12:56pm Sunday afternoon, Palm Desert. The marine layer chilled the air coming off the ocean. A took my jacket from the trunk and put it off then began walking. By the time we crested the hill I was hot, so I took the jacket off and carried it in my hand. My mind thought about past Sunday’s, and what I would rather be doing other than walking at that moment. I concluded there was nothing I would rather be doing, and there was no place I would rather be.
Author: mikemeyer949
Saturday afternoon
4:53pm Saturday afternoon, Dana Point. Upon arriving in Orange County I stopped to grab my mail from the post office. Then I continued to my wife and daughters house. My daughter was excited to play a new game, my wife was finishing work before she left to run errands. I took the dog for a walk around the complex then returned to eat lunch. When I finished I felt tired, so I laid on the couch and took a nap.
Saturday morning
8:32am Saturday morning, Palm Desert. What did it matter in the end? Regardless of the life I lived I seldom if ever made a choice. Rather, events transpired, circumstances occurred and I was presented a new life to accept. I was never the force but rather the object acted upon. Unknown energy pushes me and I rationalize my fate.
Friday night
9:13pm Friday night. It was late when I finally fell asleep. The day had been long and all I cared about was resting so I could get an early start the next morning.

* * *

List of tasks —
A. Based on the diary entries above, say whether each statement agrees with them. Answer yes or no and quote the deciding words exactly. (i) The Saturday afternoon entry takes place in Dana Point. (ii) The writer's wife stayed home to play a new game with their daughter. (iii) The writer walked the dog after eating lunch.
B. In the Friday night entry of the diary entries above, what did the writer want resting to make possible the next morning?

Data for review —
* * *

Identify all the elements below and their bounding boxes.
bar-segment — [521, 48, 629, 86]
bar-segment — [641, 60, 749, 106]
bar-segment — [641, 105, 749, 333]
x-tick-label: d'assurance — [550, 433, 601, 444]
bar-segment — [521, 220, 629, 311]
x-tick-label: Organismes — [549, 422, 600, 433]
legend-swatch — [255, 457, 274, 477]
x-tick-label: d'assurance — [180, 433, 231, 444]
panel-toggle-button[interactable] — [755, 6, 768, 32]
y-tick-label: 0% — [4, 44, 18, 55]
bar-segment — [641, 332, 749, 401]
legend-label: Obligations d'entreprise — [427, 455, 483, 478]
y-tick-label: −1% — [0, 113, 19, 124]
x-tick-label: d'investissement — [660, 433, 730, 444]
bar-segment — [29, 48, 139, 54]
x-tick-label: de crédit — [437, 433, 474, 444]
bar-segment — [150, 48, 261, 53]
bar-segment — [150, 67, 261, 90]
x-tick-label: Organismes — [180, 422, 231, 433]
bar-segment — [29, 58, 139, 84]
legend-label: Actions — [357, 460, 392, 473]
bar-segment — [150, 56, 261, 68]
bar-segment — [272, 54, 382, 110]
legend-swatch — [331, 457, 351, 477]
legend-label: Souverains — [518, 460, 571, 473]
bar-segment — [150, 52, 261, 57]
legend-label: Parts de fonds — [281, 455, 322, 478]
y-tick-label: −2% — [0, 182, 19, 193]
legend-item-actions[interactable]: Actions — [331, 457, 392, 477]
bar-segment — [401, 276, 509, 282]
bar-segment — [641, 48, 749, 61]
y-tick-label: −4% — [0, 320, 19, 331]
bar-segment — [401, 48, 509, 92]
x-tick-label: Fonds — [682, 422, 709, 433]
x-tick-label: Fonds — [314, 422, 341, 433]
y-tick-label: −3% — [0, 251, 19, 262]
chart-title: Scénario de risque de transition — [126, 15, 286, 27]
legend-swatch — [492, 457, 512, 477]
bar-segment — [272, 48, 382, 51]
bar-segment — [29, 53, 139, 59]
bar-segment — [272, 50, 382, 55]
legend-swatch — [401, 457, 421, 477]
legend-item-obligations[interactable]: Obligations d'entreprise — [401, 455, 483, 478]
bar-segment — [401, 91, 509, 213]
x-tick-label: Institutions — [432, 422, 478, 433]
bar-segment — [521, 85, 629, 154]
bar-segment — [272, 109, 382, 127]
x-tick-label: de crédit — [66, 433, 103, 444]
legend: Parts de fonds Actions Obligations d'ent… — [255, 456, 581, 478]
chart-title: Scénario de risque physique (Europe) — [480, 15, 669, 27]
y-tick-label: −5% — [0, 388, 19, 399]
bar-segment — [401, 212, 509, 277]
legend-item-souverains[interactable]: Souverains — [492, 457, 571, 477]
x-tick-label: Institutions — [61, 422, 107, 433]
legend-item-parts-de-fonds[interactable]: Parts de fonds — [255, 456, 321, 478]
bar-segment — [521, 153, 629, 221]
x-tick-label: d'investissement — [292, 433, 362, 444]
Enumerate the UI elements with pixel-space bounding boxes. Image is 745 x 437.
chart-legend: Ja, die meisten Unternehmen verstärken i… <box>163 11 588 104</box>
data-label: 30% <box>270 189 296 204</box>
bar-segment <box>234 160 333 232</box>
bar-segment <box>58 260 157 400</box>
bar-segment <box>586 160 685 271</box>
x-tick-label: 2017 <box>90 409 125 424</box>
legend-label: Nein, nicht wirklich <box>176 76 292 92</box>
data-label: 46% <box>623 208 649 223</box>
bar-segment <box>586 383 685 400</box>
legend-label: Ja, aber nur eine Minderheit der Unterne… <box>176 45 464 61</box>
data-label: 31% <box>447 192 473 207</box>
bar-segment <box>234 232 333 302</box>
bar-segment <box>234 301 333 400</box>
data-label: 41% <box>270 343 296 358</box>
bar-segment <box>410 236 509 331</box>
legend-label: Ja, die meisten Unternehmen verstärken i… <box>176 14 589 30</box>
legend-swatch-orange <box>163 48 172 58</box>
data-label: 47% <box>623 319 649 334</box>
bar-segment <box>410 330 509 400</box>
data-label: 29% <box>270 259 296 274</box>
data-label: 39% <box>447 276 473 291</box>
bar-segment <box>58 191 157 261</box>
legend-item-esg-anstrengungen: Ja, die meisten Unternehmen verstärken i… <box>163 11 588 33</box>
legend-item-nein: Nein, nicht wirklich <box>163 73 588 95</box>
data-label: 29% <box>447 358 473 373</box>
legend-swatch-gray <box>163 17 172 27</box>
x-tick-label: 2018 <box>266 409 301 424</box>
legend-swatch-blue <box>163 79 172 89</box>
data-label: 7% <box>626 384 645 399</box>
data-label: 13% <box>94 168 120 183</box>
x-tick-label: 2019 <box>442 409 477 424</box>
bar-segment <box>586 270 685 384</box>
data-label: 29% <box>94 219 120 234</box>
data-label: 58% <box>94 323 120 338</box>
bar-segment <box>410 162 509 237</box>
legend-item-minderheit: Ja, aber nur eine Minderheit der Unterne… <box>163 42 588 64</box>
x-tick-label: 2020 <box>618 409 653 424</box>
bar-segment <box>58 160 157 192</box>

* * *

List of solutions —
A.
(i) Yes: "4:53pm Saturday afternoon, Dana Point."
(ii) No: "my wife was finishing work before she left to run errands."
(iii) No: "I took the dog for a walk around the complex then returned to eat lunch."

B. Getting an early start the next morning.